((
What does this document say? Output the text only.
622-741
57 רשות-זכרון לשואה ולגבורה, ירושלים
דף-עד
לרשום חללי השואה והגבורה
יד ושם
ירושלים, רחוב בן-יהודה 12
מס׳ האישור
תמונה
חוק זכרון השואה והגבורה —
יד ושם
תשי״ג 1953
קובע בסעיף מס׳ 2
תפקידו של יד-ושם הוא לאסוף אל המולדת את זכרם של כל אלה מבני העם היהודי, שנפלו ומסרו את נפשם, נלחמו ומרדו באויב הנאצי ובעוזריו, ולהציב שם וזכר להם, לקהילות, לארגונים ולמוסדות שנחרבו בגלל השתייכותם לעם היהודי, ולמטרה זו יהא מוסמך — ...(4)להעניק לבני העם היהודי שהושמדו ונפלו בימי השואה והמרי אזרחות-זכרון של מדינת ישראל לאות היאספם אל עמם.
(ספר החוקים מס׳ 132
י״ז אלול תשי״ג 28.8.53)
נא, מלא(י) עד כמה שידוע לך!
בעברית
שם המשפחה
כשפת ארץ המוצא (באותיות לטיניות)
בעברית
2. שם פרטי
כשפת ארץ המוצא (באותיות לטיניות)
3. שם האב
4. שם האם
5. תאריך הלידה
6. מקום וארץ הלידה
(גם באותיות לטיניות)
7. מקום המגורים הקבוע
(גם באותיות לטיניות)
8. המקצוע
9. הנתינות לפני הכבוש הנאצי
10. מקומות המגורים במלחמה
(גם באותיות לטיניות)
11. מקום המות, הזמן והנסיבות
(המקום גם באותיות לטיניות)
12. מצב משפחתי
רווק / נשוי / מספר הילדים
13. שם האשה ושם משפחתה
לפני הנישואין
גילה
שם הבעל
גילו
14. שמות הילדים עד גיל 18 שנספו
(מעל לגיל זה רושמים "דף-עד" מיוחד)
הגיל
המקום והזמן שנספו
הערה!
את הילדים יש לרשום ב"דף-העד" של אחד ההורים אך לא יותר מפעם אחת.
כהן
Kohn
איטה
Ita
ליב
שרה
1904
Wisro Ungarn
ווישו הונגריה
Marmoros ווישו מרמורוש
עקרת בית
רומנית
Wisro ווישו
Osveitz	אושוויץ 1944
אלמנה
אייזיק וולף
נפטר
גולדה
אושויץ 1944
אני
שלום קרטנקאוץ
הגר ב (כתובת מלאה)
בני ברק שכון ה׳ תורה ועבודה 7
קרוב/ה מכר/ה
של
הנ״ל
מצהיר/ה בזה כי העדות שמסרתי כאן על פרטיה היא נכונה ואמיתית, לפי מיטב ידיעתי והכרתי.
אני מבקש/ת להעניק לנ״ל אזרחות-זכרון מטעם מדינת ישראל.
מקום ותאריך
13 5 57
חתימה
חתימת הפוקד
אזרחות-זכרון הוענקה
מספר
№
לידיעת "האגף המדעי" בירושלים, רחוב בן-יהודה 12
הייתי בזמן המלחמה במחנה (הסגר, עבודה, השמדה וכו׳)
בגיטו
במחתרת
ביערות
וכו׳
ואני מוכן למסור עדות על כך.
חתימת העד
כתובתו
))
Set exercise: From the records above, extract everything verbatim.

Answer to this problem:
What does this document say? Output the text only.
622-741
57 רשות-זכרון לשואה ולגבורה, ירושלים
דף-עד
לרשום חללי השואה והגבורה
יד ושם
ירושלים, רחוב בן-יהודה 12
מס׳ האישור
תמונה
חוק זכרון השואה והגבורה —
יד ושם
תשי״ג 1953
קובע בסעיף מס׳ 2
תפקידו של יד-ושם הוא לאסוף אל המולדת את זכרם של כל אלה מבני העם היהודי, שנפלו ומסרו את נפשם, נלחמו ומרדו באויב הנאצי ובעוזריו, ולהציב שם וזכר להם, לקהילות, לארגונים ולמוסדות שנחרבו בגלל השתייכותם לעם היהודי, ולמטרה זו יהא מוסמך — ...(4)להעניק לבני העם היהודי שהושמדו ונפלו בימי השואה והמרי אזרחות-זכרון של מדינת ישראל לאות היאספם אל עמם.
(ספר החוקים מס׳ 132
י״ז אלול תשי״ג 28.8.53)
נא, מלא(י) עד כמה שידוע לך!
בעברית
שם המשפחה
כשפת ארץ המוצא (באותיות לטיניות)
בעברית
2. שם פרטי
כשפת ארץ המוצא (באותיות לטיניות)
3. שם האב
4. שם האם
5. תאריך הלידה
6. מקום וארץ הלידה
(גם באותיות לטיניות)
7. מקום המגורים הקבוע
(גם באותיות לטיניות)
8. המקצוע
9. הנתינות לפני הכבוש הנאצי
10. מקומות המגורים במלחמה
(גם באותיות לטיניות)
11. מקום המות, הזמן והנסיבות
(המקום גם באותיות לטיניות)
12. מצב משפחתי
רווק / נשוי / מספר הילדים
13. שם האשה ושם משפחתה
לפני הנישואין
גילה
שם הבעל
גילו
14. שמות הילדים עד גיל 18 שנספו
(מעל לגיל זה רושמים "דף-עד" מיוחד)
הגיל
המקום והזמן שנספו
הערה!
את הילדים יש לרשום ב"דף-העד" של אחד ההורים אך לא יותר מפעם אחת.
כהן
Kohn
איטה
Ita
ליב
שרה
1904
Wisro Ungarn
ווישו הונגריה
Marmoros ווישו מרמורוש
עקרת בית
רומנית
Wisro ווישו
Osveitz	אושוויץ 1944
אלמנה
אייזיק וולף
נפטר
גולדה
אושויץ 1944
אני
שלום קרטנקאוץ
הגר ב (כתובת מלאה)
בני ברק שכון ה׳ תורה ועבודה 7
קרוב/ה מכר/ה
של
הנ״ל
מצהיר/ה בזה כי העדות שמסרתי כאן על פרטיה היא נכונה ואמיתית, לפי מיטב ידיעתי והכרתי.
אני מבקש/ת להעניק לנ״ל אזרחות-זכרון מטעם מדינת ישראל.
מקום ותאריך
13 5 57
חתימה
חתימת הפוקד
אזרחות-זכרון הוענקה
מספר
№
לידיעת "האגף המדעי" בירושלים, רחוב בן-יהודה 12
הייתי בזמן המלחמה במחנה (הסגר, עבודה, השמדה וכו׳)
בגיטו
במחתרת
ביערות
וכו׳
ואני מוכן למסור עדות על כך.
חתימת העד
כתובתו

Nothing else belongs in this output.